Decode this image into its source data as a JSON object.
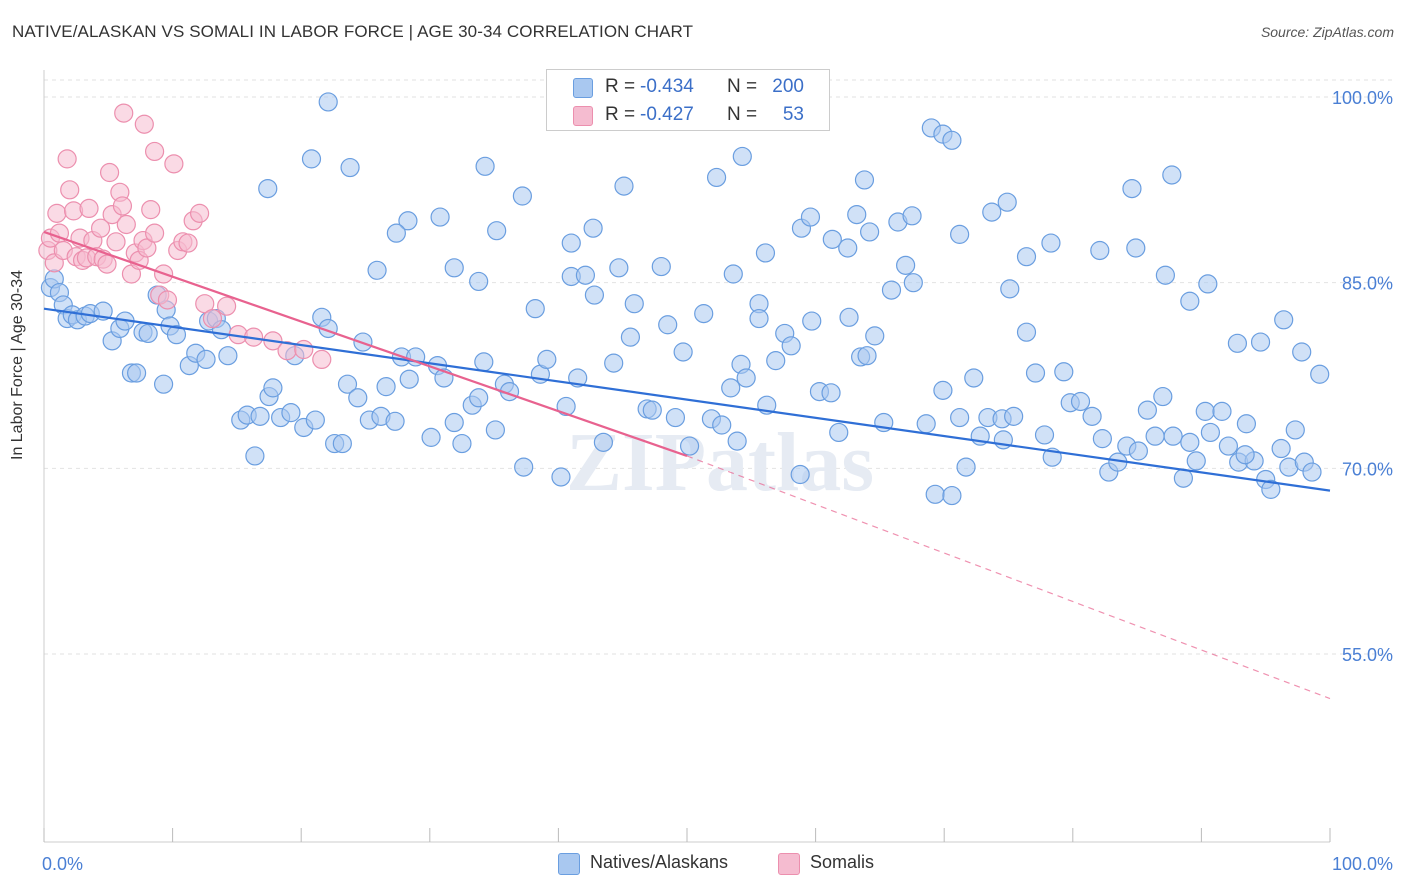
{
  "title": "NATIVE/ALASKAN VS SOMALI IN LABOR FORCE | AGE 30-34 CORRELATION CHART",
  "source": "Source: ZipAtlas.com",
  "watermark": "ZIPatlas",
  "legend": {
    "rows": [
      {
        "r_label": "R =",
        "r_value": "-0.434",
        "n_label": "N =",
        "n_value": "200"
      },
      {
        "r_label": "R =",
        "r_value": "-0.427",
        "n_label": "N =",
        "n_value": "53"
      }
    ]
  },
  "colors": {
    "blue_fill": "#a9c8f0",
    "blue_stroke": "#6a9ee0",
    "blue_line": "#2f6fd6",
    "pink_fill": "#f5bcd0",
    "pink_stroke": "#ec8fae",
    "pink_line": "#e8628f",
    "grid": "#e2e2e2",
    "tick_text": "#4a7fd4"
  },
  "chart_data": {
    "type": "scatter",
    "title": "NATIVE/ALASKAN VS SOMALI IN LABOR FORCE | AGE 30-34 CORRELATION CHART",
    "xlabel": "",
    "ylabel": "In Labor Force | Age 30-34",
    "xlim": [
      0,
      100
    ],
    "ylim": [
      40,
      100
    ],
    "x_tick_labels": [
      "0.0%",
      "100.0%"
    ],
    "y_ticks": [
      100,
      85,
      70,
      55
    ],
    "y_tick_labels": [
      "100.0%",
      "85.0%",
      "70.0%",
      "55.0%"
    ],
    "grid": true,
    "series": [
      {
        "name": "Natives/Alaskans",
        "color": "#a9c8f0",
        "trend": {
          "x0": 0,
          "y0": 82.9,
          "x1": 100,
          "y1": 68.2
        },
        "points": [
          [
            0.5,
            84.6
          ],
          [
            0.8,
            85.3
          ],
          [
            1.2,
            84.2
          ],
          [
            1.5,
            83.2
          ],
          [
            1.8,
            82.1
          ],
          [
            2.2,
            82.4
          ],
          [
            2.6,
            82.0
          ],
          [
            3.2,
            82.3
          ],
          [
            3.6,
            82.5
          ],
          [
            4.6,
            82.7
          ],
          [
            5.3,
            80.3
          ],
          [
            5.9,
            81.3
          ],
          [
            6.3,
            81.9
          ],
          [
            6.8,
            77.7
          ],
          [
            7.2,
            77.7
          ],
          [
            7.7,
            81.0
          ],
          [
            8.1,
            80.9
          ],
          [
            8.8,
            84.0
          ],
          [
            9.3,
            76.8
          ],
          [
            9.5,
            82.8
          ],
          [
            9.8,
            81.5
          ],
          [
            10.3,
            80.8
          ],
          [
            11.3,
            78.3
          ],
          [
            11.8,
            79.3
          ],
          [
            12.6,
            78.8
          ],
          [
            12.8,
            81.9
          ],
          [
            13.4,
            82.1
          ],
          [
            13.8,
            81.2
          ],
          [
            14.3,
            79.1
          ],
          [
            15.3,
            73.9
          ],
          [
            15.8,
            74.3
          ],
          [
            16.4,
            71.0
          ],
          [
            16.8,
            74.2
          ],
          [
            17.5,
            75.8
          ],
          [
            17.8,
            76.5
          ],
          [
            18.4,
            74.1
          ],
          [
            19.2,
            74.5
          ],
          [
            19.5,
            79.1
          ],
          [
            20.2,
            73.3
          ],
          [
            21.1,
            73.9
          ],
          [
            21.6,
            82.2
          ],
          [
            22.1,
            81.3
          ],
          [
            22.6,
            72.0
          ],
          [
            23.2,
            72.0
          ],
          [
            23.6,
            76.8
          ],
          [
            24.4,
            75.7
          ],
          [
            24.8,
            80.2
          ],
          [
            25.3,
            73.9
          ],
          [
            26.2,
            74.2
          ],
          [
            26.6,
            76.6
          ],
          [
            27.3,
            73.8
          ],
          [
            27.8,
            79.0
          ],
          [
            28.4,
            77.2
          ],
          [
            28.9,
            79.0
          ],
          [
            30.1,
            72.5
          ],
          [
            30.6,
            78.3
          ],
          [
            31.1,
            77.3
          ],
          [
            31.9,
            73.7
          ],
          [
            32.5,
            72.0
          ],
          [
            33.3,
            75.1
          ],
          [
            33.8,
            75.7
          ],
          [
            34.2,
            78.6
          ],
          [
            35.1,
            73.1
          ],
          [
            35.8,
            76.8
          ],
          [
            36.2,
            76.2
          ],
          [
            37.3,
            70.1
          ],
          [
            38.2,
            82.9
          ],
          [
            38.6,
            77.6
          ],
          [
            39.1,
            78.8
          ],
          [
            40.2,
            69.3
          ],
          [
            40.6,
            75.0
          ],
          [
            41.0,
            85.5
          ],
          [
            41.5,
            77.3
          ],
          [
            42.1,
            85.6
          ],
          [
            42.8,
            84.0
          ],
          [
            43.5,
            72.1
          ],
          [
            44.3,
            78.5
          ],
          [
            44.7,
            86.2
          ],
          [
            45.6,
            80.6
          ],
          [
            45.9,
            83.3
          ],
          [
            46.9,
            74.8
          ],
          [
            47.3,
            74.7
          ],
          [
            48.0,
            86.3
          ],
          [
            48.5,
            81.6
          ],
          [
            49.1,
            74.1
          ],
          [
            49.7,
            79.4
          ],
          [
            50.2,
            71.8
          ],
          [
            51.3,
            82.5
          ],
          [
            51.9,
            74.0
          ],
          [
            52.7,
            73.5
          ],
          [
            53.4,
            76.5
          ],
          [
            53.9,
            72.2
          ],
          [
            54.2,
            78.4
          ],
          [
            54.6,
            77.3
          ],
          [
            55.6,
            83.3
          ],
          [
            56.2,
            75.1
          ],
          [
            56.9,
            78.7
          ],
          [
            57.6,
            80.9
          ],
          [
            58.1,
            79.9
          ],
          [
            58.8,
            69.5
          ],
          [
            59.7,
            81.9
          ],
          [
            60.3,
            76.2
          ],
          [
            61.2,
            76.1
          ],
          [
            61.8,
            72.9
          ],
          [
            62.6,
            82.2
          ],
          [
            63.5,
            79.0
          ],
          [
            64.0,
            79.1
          ],
          [
            64.6,
            80.7
          ],
          [
            65.3,
            73.7
          ],
          [
            65.9,
            84.4
          ],
          [
            66.4,
            89.9
          ],
          [
            67.0,
            86.4
          ],
          [
            67.6,
            85.0
          ],
          [
            68.6,
            73.6
          ],
          [
            69.3,
            67.9
          ],
          [
            69.9,
            76.3
          ],
          [
            70.6,
            67.8
          ],
          [
            71.2,
            74.1
          ],
          [
            71.7,
            70.1
          ],
          [
            72.3,
            77.3
          ],
          [
            72.8,
            72.6
          ],
          [
            73.4,
            74.1
          ],
          [
            74.5,
            74.0
          ],
          [
            74.6,
            72.3
          ],
          [
            75.1,
            84.5
          ],
          [
            75.4,
            74.2
          ],
          [
            76.4,
            81.0
          ],
          [
            77.1,
            77.7
          ],
          [
            77.8,
            72.7
          ],
          [
            78.4,
            70.9
          ],
          [
            79.3,
            77.8
          ],
          [
            79.8,
            75.3
          ],
          [
            80.6,
            75.4
          ],
          [
            81.5,
            74.2
          ],
          [
            82.3,
            72.4
          ],
          [
            82.8,
            69.7
          ],
          [
            83.5,
            70.5
          ],
          [
            84.2,
            71.8
          ],
          [
            85.1,
            71.4
          ],
          [
            85.8,
            74.7
          ],
          [
            86.4,
            72.6
          ],
          [
            87.0,
            75.8
          ],
          [
            87.8,
            72.6
          ],
          [
            88.6,
            69.2
          ],
          [
            89.1,
            72.1
          ],
          [
            89.6,
            70.6
          ],
          [
            90.3,
            74.6
          ],
          [
            90.7,
            72.9
          ],
          [
            91.6,
            74.6
          ],
          [
            92.1,
            71.8
          ],
          [
            92.9,
            70.5
          ],
          [
            93.5,
            73.6
          ],
          [
            94.1,
            70.6
          ],
          [
            95.0,
            69.1
          ],
          [
            95.4,
            68.3
          ],
          [
            96.2,
            71.6
          ],
          [
            96.8,
            70.1
          ],
          [
            97.3,
            73.1
          ],
          [
            98.0,
            70.5
          ],
          [
            98.6,
            69.7
          ],
          [
            58.9,
            89.4
          ],
          [
            59.6,
            90.3
          ],
          [
            63.8,
            93.3
          ],
          [
            67.5,
            90.4
          ],
          [
            73.7,
            90.7
          ],
          [
            84.6,
            92.6
          ],
          [
            87.7,
            93.7
          ],
          [
            52.3,
            93.5
          ],
          [
            45.1,
            92.8
          ],
          [
            42.7,
            89.4
          ],
          [
            41.0,
            88.2
          ],
          [
            37.2,
            92.0
          ],
          [
            35.2,
            89.2
          ],
          [
            34.3,
            94.4
          ],
          [
            33.8,
            85.1
          ],
          [
            31.9,
            86.2
          ],
          [
            30.8,
            90.3
          ],
          [
            28.3,
            90.0
          ],
          [
            27.4,
            89.0
          ],
          [
            25.9,
            86.0
          ],
          [
            23.8,
            94.3
          ],
          [
            22.1,
            99.6
          ],
          [
            20.8,
            95.0
          ],
          [
            17.4,
            92.6
          ],
          [
            53.6,
            85.7
          ],
          [
            54.3,
            95.2
          ],
          [
            55.6,
            82.1
          ],
          [
            56.1,
            87.4
          ],
          [
            61.3,
            88.5
          ],
          [
            62.5,
            87.8
          ],
          [
            63.2,
            90.5
          ],
          [
            64.2,
            89.1
          ],
          [
            69.0,
            97.5
          ],
          [
            69.9,
            97.0
          ],
          [
            70.6,
            96.5
          ],
          [
            71.2,
            88.9
          ],
          [
            74.9,
            91.5
          ],
          [
            76.4,
            87.1
          ],
          [
            78.3,
            88.2
          ],
          [
            82.1,
            87.6
          ],
          [
            84.9,
            87.8
          ],
          [
            87.2,
            85.6
          ],
          [
            89.1,
            83.5
          ],
          [
            90.5,
            84.9
          ],
          [
            92.8,
            80.1
          ],
          [
            94.6,
            80.2
          ],
          [
            96.4,
            82.0
          ],
          [
            97.8,
            79.4
          ],
          [
            99.2,
            77.6
          ],
          [
            93.4,
            71.1
          ]
        ]
      },
      {
        "name": "Somalis",
        "color": "#f5bcd0",
        "trend": {
          "x0": 0,
          "y0": 89.1,
          "x1": 50,
          "y1": 71.0
        },
        "trend_dashed_to": {
          "x": 100,
          "y": 51.4
        },
        "points": [
          [
            0.3,
            87.6
          ],
          [
            0.5,
            88.6
          ],
          [
            0.8,
            86.6
          ],
          [
            1.0,
            90.6
          ],
          [
            1.2,
            89.0
          ],
          [
            1.5,
            87.6
          ],
          [
            1.8,
            95.0
          ],
          [
            2.0,
            92.5
          ],
          [
            2.3,
            90.8
          ],
          [
            2.5,
            87.1
          ],
          [
            2.8,
            88.6
          ],
          [
            3.0,
            86.8
          ],
          [
            3.3,
            87.0
          ],
          [
            3.5,
            91.0
          ],
          [
            3.8,
            88.4
          ],
          [
            4.1,
            87.1
          ],
          [
            4.4,
            89.4
          ],
          [
            4.6,
            86.9
          ],
          [
            4.9,
            86.5
          ],
          [
            5.1,
            93.9
          ],
          [
            5.3,
            90.5
          ],
          [
            5.6,
            88.3
          ],
          [
            5.9,
            92.3
          ],
          [
            6.1,
            91.2
          ],
          [
            6.4,
            89.7
          ],
          [
            6.8,
            85.7
          ],
          [
            7.1,
            87.4
          ],
          [
            7.4,
            86.8
          ],
          [
            7.7,
            88.4
          ],
          [
            8.0,
            87.8
          ],
          [
            8.3,
            90.9
          ],
          [
            8.6,
            89.0
          ],
          [
            9.0,
            84.0
          ],
          [
            9.3,
            85.7
          ],
          [
            9.6,
            83.6
          ],
          [
            10.1,
            94.6
          ],
          [
            10.4,
            87.6
          ],
          [
            10.8,
            88.3
          ],
          [
            11.2,
            88.2
          ],
          [
            11.6,
            90.0
          ],
          [
            12.1,
            90.6
          ],
          [
            12.5,
            83.3
          ],
          [
            13.1,
            82.1
          ],
          [
            14.2,
            83.1
          ],
          [
            15.1,
            80.8
          ],
          [
            16.3,
            80.6
          ],
          [
            17.8,
            80.3
          ],
          [
            18.9,
            79.5
          ],
          [
            20.2,
            79.6
          ],
          [
            21.6,
            78.8
          ],
          [
            6.2,
            98.7
          ],
          [
            7.8,
            97.8
          ],
          [
            8.6,
            95.6
          ]
        ]
      }
    ]
  },
  "bottom_legend": [
    {
      "label": "Natives/Alaskans"
    },
    {
      "label": "Somalis"
    }
  ]
}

- _Exercise prompt_:
Take each line containing the string "name" and copy it out.

- _Written solution_:
        "name": "Natives/Alaskans",
        "name": "Somalis",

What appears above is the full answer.